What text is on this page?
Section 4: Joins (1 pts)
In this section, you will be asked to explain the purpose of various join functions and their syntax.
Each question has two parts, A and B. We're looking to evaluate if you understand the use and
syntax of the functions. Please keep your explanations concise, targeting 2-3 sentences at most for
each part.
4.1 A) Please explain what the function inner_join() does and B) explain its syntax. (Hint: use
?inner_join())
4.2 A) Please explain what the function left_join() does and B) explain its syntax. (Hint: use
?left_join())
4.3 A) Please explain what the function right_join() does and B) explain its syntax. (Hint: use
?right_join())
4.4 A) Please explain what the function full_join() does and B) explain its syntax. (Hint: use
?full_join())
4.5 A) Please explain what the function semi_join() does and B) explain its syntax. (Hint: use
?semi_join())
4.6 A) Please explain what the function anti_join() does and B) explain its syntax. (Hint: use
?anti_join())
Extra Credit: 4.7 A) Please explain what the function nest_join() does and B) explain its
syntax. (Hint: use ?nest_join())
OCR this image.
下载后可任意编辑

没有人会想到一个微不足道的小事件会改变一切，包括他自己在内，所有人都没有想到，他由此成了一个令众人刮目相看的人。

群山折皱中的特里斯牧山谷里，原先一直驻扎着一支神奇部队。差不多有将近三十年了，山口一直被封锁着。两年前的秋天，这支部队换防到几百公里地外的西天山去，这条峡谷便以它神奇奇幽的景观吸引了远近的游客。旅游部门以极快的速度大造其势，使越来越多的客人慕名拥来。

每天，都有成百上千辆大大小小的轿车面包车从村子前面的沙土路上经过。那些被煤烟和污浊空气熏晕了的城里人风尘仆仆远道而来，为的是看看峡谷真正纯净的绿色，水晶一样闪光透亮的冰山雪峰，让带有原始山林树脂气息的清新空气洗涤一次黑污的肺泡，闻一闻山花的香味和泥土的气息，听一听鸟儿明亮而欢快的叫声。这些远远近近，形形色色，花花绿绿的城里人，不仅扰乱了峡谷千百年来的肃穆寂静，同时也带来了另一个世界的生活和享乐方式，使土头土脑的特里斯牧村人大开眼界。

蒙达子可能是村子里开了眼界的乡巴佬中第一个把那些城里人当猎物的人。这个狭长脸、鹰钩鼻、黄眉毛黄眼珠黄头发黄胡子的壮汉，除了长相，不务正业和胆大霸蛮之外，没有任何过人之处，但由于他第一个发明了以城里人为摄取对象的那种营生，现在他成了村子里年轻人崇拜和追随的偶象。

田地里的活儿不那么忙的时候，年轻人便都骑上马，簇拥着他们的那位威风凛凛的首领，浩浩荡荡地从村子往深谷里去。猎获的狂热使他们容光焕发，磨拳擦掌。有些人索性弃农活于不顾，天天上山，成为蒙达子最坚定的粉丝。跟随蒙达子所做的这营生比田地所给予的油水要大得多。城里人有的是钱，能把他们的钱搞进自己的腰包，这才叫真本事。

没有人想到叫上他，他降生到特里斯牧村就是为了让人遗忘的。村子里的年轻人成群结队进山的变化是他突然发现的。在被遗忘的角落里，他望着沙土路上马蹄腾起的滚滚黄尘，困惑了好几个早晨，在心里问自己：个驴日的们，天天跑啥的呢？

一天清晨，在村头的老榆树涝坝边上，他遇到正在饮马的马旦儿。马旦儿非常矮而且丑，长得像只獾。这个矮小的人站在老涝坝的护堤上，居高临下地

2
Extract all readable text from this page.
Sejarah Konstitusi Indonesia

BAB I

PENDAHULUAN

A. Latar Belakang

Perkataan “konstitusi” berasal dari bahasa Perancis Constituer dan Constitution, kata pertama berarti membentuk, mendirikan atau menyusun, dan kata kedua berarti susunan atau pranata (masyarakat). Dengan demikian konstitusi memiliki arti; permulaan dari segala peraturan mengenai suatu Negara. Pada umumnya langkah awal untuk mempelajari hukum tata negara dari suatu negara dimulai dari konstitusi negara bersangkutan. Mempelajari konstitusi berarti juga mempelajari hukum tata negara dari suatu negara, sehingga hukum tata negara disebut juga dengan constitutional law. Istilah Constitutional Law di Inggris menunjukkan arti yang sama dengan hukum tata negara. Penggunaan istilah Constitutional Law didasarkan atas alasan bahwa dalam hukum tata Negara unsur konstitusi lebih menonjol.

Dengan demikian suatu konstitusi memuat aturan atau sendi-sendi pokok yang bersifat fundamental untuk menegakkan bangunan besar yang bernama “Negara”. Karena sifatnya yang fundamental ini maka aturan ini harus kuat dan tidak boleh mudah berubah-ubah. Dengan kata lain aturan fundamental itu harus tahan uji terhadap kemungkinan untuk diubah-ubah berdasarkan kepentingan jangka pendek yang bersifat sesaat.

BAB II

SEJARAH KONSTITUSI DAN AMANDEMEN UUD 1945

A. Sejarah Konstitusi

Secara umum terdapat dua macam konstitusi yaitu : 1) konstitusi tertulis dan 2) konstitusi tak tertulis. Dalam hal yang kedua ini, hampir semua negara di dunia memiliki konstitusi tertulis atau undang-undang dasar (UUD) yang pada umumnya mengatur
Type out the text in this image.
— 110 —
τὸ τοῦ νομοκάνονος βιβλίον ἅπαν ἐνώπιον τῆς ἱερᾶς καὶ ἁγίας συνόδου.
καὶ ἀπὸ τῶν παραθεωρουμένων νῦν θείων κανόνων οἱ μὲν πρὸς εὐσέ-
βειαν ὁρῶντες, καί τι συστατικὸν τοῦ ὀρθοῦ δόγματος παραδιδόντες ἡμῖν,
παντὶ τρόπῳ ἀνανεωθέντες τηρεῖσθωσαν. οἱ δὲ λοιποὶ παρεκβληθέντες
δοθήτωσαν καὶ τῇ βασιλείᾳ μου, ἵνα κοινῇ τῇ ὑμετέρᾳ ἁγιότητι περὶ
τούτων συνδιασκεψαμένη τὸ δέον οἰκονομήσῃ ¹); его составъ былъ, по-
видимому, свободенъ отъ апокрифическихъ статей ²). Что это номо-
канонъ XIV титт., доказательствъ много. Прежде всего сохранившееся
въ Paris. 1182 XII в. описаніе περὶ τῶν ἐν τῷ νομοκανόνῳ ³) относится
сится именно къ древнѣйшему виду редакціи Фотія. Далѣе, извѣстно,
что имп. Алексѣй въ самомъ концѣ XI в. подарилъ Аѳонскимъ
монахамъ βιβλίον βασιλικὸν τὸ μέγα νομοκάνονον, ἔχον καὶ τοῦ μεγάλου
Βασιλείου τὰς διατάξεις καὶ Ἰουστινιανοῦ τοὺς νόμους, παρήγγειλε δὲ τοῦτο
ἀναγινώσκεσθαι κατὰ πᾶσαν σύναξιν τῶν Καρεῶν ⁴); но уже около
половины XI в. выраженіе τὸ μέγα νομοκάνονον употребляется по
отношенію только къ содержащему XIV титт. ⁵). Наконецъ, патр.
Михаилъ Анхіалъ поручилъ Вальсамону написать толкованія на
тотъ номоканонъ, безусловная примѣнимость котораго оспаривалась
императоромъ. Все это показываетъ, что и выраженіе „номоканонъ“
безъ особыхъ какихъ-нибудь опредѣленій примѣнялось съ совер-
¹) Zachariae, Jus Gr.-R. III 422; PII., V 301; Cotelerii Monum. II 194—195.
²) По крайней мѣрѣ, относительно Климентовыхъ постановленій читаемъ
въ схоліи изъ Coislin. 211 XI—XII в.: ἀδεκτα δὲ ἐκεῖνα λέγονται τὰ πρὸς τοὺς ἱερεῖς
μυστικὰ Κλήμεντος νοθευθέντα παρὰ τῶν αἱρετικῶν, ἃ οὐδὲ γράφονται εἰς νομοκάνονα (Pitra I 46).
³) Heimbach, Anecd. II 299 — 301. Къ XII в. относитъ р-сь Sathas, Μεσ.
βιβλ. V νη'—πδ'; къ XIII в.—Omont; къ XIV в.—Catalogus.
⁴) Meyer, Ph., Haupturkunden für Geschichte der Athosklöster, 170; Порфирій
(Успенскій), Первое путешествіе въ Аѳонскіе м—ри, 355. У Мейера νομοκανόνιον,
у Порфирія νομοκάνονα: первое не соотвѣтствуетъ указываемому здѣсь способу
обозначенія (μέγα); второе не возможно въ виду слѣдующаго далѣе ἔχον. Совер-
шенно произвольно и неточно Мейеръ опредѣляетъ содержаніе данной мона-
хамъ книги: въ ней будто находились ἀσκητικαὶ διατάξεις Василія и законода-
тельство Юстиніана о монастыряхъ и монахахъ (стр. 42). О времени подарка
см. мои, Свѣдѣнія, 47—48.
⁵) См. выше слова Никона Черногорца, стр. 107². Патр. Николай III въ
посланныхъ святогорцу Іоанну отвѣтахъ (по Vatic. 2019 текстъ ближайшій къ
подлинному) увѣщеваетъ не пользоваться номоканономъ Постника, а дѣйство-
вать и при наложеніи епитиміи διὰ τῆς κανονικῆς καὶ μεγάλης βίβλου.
+++
▶ The request
Report how many lines in this data include the string "виду", and nothing else.

▶ Problem solution
2